Task objective: Quote every line below exactly as it reads.

[Collection entries]
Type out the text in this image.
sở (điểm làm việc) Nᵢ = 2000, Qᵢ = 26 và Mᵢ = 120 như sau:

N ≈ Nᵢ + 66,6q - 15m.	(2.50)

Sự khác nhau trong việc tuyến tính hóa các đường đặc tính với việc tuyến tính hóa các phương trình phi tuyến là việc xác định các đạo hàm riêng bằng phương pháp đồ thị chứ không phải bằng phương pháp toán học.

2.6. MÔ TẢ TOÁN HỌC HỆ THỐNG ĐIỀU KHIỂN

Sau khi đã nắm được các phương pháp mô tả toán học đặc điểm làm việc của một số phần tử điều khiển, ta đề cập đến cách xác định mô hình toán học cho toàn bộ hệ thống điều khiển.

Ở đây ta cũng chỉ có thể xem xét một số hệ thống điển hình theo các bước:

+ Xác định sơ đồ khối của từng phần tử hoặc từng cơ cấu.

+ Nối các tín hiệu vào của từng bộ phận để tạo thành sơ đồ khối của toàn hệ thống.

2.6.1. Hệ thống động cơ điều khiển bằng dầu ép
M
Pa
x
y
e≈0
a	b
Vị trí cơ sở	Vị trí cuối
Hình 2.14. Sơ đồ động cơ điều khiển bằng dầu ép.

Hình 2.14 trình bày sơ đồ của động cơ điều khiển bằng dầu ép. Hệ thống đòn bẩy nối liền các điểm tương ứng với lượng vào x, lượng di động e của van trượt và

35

Written response:
Type out the text in this image.
sở (điểm làm việc) Nᵢ = 2000, Qᵢ = 26 và Mᵢ = 120 như sau:

N ≈ Nᵢ + 66,6q - 15m.	(2.50)

Sự khác nhau trong việc tuyến tính hóa các đường đặc tính với việc tuyến tính hóa các phương trình phi tuyến là việc xác định các đạo hàm riêng bằng phương pháp đồ thị chứ không phải bằng phương pháp toán học.

2.6. MÔ TẢ TOÁN HỌC HỆ THỐNG ĐIỀU KHIỂN

Sau khi đã nắm được các phương pháp mô tả toán học đặc điểm làm việc của một số phần tử điều khiển, ta đề cập đến cách xác định mô hình toán học cho toàn bộ hệ thống điều khiển.

Ở đây ta cũng chỉ có thể xem xét một số hệ thống điển hình theo các bước:

+ Xác định sơ đồ khối của từng phần tử hoặc từng cơ cấu.

+ Nối các tín hiệu vào của từng bộ phận để tạo thành sơ đồ khối của toàn hệ thống.

2.6.1. Hệ thống động cơ điều khiển bằng dầu ép
M
Pa
x
y
e≈0
a	b
Vị trí cơ sở	Vị trí cuối
Hình 2.14. Sơ đồ động cơ điều khiển bằng dầu ép.

Hình 2.14 trình bày sơ đồ của động cơ điều khiển bằng dầu ép. Hệ thống đòn bẩy nối liền các điểm tương ứng với lượng vào x, lượng di động e của van trượt và

35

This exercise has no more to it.